> [WHAT TO WORK ON]:
Show each line of the data below that has the string "согласованию" in it.
---------- THE RECORDS ----------
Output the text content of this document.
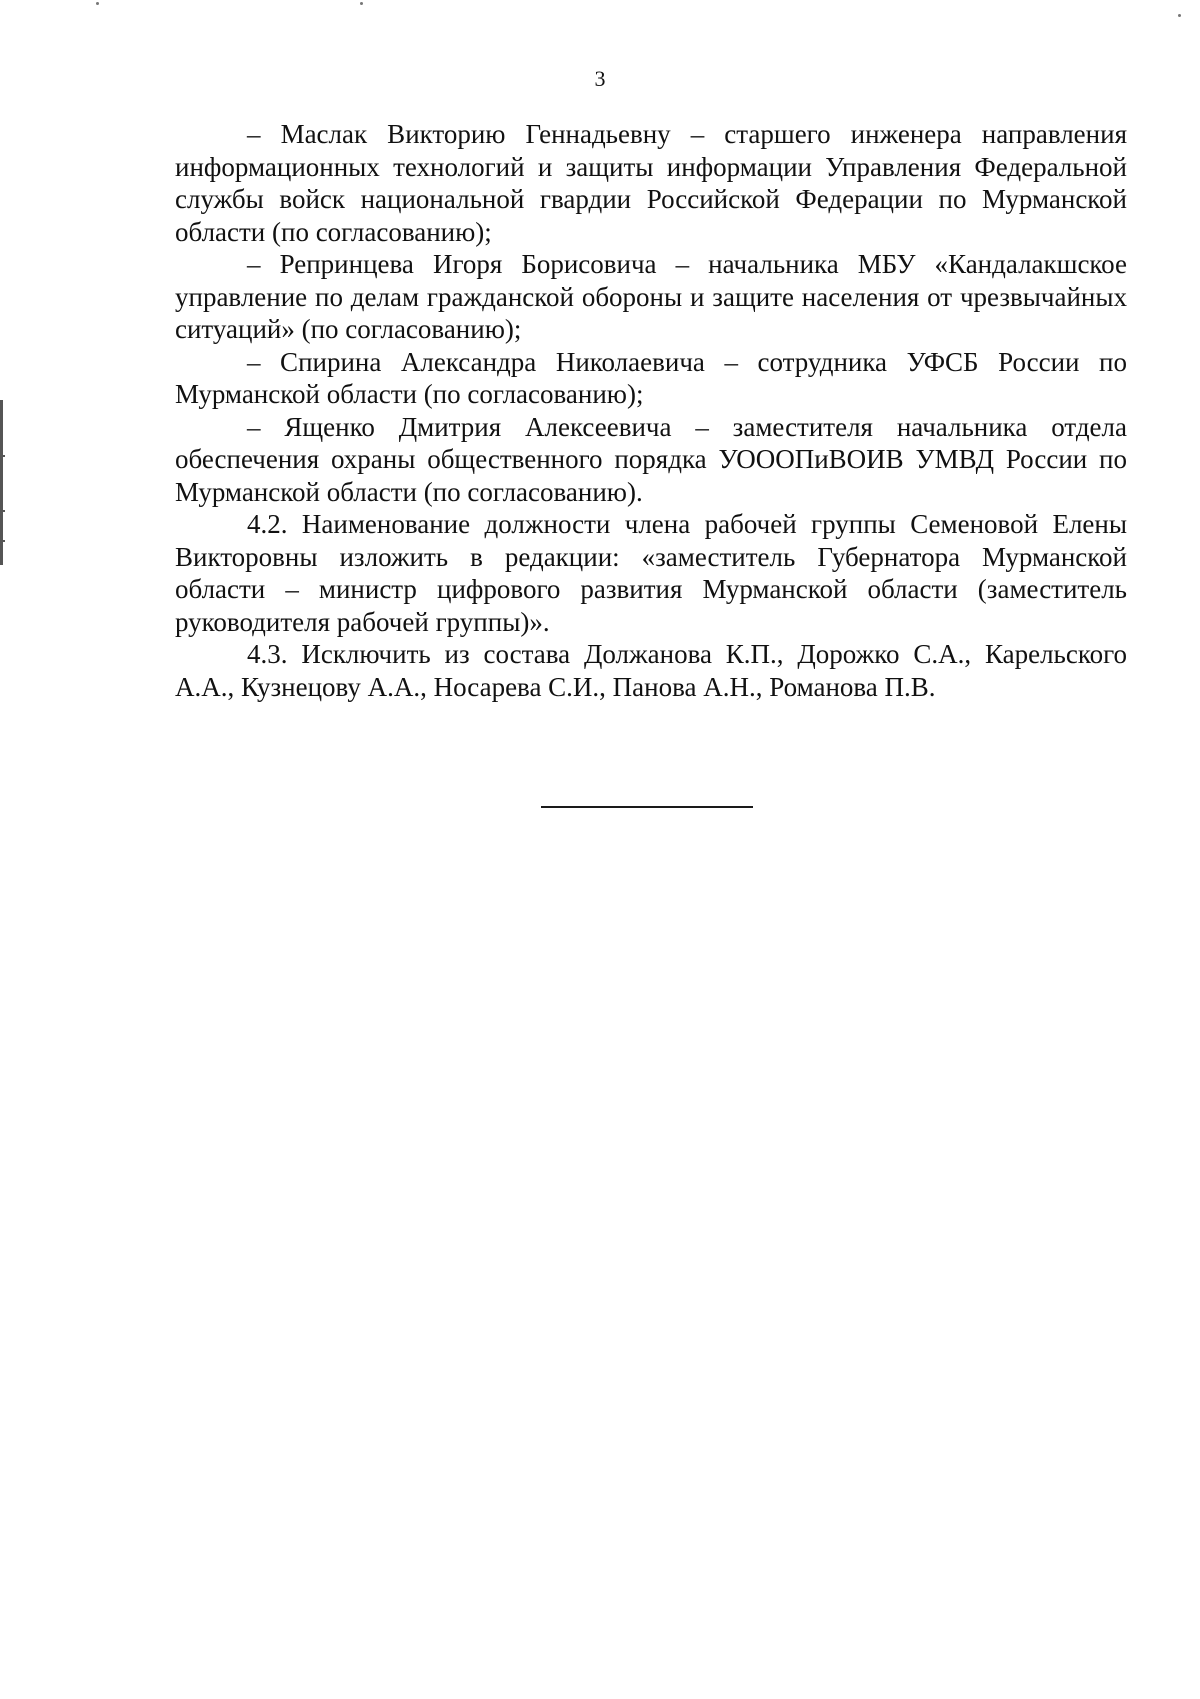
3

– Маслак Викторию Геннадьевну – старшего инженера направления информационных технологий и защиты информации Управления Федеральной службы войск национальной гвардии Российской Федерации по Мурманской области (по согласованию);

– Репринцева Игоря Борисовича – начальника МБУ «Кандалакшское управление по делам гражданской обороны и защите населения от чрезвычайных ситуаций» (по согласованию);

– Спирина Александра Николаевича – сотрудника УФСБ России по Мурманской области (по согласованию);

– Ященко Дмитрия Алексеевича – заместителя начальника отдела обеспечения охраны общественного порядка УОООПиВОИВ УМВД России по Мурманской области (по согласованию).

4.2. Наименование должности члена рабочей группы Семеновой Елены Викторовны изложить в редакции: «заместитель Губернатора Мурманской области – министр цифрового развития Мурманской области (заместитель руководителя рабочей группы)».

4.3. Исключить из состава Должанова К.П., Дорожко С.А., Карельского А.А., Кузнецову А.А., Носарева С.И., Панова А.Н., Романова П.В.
----------
> [COMPLETE OUTPUT]:
– Маслак Викторию Геннадьевну – старшего инженера направления информационных технологий и защиты информации Управления Федеральной службы войск национальной гвардии Российской Федерации по Мурманской области (по согласованию);
– Репринцева Игоря Борисовича – начальника МБУ «Кандалакшское управление по делам гражданской обороны и защите населения от чрезвычайных ситуаций» (по согласованию);
– Спирина Александра Николаевича – сотрудника УФСБ России по Мурманской области (по согласованию);
– Ященко Дмитрия Алексеевича – заместителя начальника отдела обеспечения охраны общественного порядка УОООПиВОИВ УМВД России по Мурманской области (по согласованию).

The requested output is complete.